Count how many lines have the word "open" in them. Reply with that number by itself.

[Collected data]
○ ○ ○ ○ ○ ○ ○

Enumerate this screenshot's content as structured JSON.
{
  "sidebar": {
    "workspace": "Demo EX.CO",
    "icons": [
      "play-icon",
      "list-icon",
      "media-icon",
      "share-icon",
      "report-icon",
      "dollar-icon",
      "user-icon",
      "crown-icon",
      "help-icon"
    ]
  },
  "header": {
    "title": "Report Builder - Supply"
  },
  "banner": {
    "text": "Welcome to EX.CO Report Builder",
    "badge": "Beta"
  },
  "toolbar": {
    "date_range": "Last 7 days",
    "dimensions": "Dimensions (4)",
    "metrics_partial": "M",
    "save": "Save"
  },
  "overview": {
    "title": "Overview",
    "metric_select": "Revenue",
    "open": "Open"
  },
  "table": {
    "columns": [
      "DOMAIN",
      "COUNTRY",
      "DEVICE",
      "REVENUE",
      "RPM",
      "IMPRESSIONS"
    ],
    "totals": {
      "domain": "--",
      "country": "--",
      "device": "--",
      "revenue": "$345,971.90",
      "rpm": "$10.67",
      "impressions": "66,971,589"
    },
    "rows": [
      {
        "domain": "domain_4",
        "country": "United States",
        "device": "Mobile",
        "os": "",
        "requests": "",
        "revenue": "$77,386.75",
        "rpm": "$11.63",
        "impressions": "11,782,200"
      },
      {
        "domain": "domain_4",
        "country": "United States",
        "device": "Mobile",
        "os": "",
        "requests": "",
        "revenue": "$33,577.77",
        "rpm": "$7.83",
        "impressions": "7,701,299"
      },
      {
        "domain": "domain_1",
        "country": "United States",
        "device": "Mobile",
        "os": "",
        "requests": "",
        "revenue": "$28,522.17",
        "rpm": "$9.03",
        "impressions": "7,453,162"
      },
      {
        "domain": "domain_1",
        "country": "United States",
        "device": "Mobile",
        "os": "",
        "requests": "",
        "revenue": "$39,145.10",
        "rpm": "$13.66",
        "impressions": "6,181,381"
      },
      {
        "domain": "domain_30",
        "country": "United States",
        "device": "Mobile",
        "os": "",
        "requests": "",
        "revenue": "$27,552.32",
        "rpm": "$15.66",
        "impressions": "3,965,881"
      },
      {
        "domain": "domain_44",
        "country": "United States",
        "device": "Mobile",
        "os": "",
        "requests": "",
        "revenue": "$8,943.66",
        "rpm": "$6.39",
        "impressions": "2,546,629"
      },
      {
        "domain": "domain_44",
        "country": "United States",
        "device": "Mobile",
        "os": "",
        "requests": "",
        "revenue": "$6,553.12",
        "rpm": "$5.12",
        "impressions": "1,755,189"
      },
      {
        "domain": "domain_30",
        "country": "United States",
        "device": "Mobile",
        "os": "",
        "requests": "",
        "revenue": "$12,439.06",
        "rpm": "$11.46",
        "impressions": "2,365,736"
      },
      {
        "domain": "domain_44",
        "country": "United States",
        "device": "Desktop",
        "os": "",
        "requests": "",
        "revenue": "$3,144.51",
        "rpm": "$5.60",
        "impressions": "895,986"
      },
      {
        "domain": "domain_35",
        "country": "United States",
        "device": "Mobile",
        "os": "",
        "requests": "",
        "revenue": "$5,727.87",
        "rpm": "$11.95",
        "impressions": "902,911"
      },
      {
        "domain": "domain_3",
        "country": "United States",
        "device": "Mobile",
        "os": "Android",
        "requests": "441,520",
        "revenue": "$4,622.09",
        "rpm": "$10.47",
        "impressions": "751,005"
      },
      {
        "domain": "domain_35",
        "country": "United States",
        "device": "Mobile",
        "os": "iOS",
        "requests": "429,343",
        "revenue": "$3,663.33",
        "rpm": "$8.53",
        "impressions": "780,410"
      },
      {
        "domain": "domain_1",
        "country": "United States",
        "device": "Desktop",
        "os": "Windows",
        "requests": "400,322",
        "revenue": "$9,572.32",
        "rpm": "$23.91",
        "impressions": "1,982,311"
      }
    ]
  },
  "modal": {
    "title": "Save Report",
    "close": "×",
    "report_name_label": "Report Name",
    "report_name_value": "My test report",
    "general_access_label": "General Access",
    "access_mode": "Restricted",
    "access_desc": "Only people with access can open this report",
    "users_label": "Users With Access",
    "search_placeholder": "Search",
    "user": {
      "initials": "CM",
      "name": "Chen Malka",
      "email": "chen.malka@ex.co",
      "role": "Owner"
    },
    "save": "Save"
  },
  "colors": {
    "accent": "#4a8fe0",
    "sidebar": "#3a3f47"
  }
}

○ ○ ○ ○ ○ ○ ○

*Complete response*. 2